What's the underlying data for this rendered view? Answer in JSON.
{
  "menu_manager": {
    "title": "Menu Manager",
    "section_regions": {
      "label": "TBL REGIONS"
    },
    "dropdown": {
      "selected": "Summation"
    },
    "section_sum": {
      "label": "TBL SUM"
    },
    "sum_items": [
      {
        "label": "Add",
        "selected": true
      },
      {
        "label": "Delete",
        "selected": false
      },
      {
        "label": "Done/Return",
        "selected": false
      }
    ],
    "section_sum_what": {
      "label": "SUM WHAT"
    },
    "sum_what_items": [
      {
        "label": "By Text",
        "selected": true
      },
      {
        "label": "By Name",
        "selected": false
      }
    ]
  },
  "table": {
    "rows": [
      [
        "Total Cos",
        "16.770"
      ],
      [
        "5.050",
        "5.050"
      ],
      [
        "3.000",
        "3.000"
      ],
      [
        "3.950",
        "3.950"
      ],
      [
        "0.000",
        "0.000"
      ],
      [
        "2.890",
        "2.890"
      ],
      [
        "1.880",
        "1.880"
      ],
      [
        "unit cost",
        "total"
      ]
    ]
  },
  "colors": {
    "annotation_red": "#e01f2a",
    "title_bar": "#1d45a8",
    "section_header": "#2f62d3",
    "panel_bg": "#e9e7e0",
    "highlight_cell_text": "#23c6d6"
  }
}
##############################
* [REQUIRED WORK]
Extract all lines as given.

* [RESULT]
What's the underlying data for this rendered view? Answer in JSON.
{
  "menu_manager": {
    "title": "Menu Manager",
    "section_regions": {
      "label": "TBL REGIONS"
    },
    "dropdown": {
      "selected": "Summation"
    },
    "section_sum": {
      "label": "TBL SUM"
    },
    "sum_items": [
      {
        "label": "Add",
        "selected": true
      },
      {
        "label": "Delete",
        "selected": false
      },
      {
        "label": "Done/Return",
        "selected": false
      }
    ],
    "section_sum_what": {
      "label": "SUM WHAT"
    },
    "sum_what_items": [
      {
        "label": "By Text",
        "selected": true
      },
      {
        "label": "By Name",
        "selected": false
      }
    ]
  },
  "table": {
    "rows": [
      [
        "Total Cos",
        "16.770"
      ],
      [
        "5.050",
        "5.050"
      ],
      [
        "3.000",
        "3.000"
      ],
      [
        "3.950",
        "3.950"
      ],
      [
        "0.000",
        "0.000"
      ],
      [
        "2.890",
        "2.890"
      ],
      [
        "1.880",
        "1.880"
      ],
      [
        "unit cost",
        "total"
      ]
    ]
  },
  "colors": {
    "annotation_red": "#e01f2a",
    "title_bar": "#1d45a8",
    "section_header": "#2f62d3",
    "panel_bg": "#e9e7e0",
    "highlight_cell_text": "#23c6d6"
  }
}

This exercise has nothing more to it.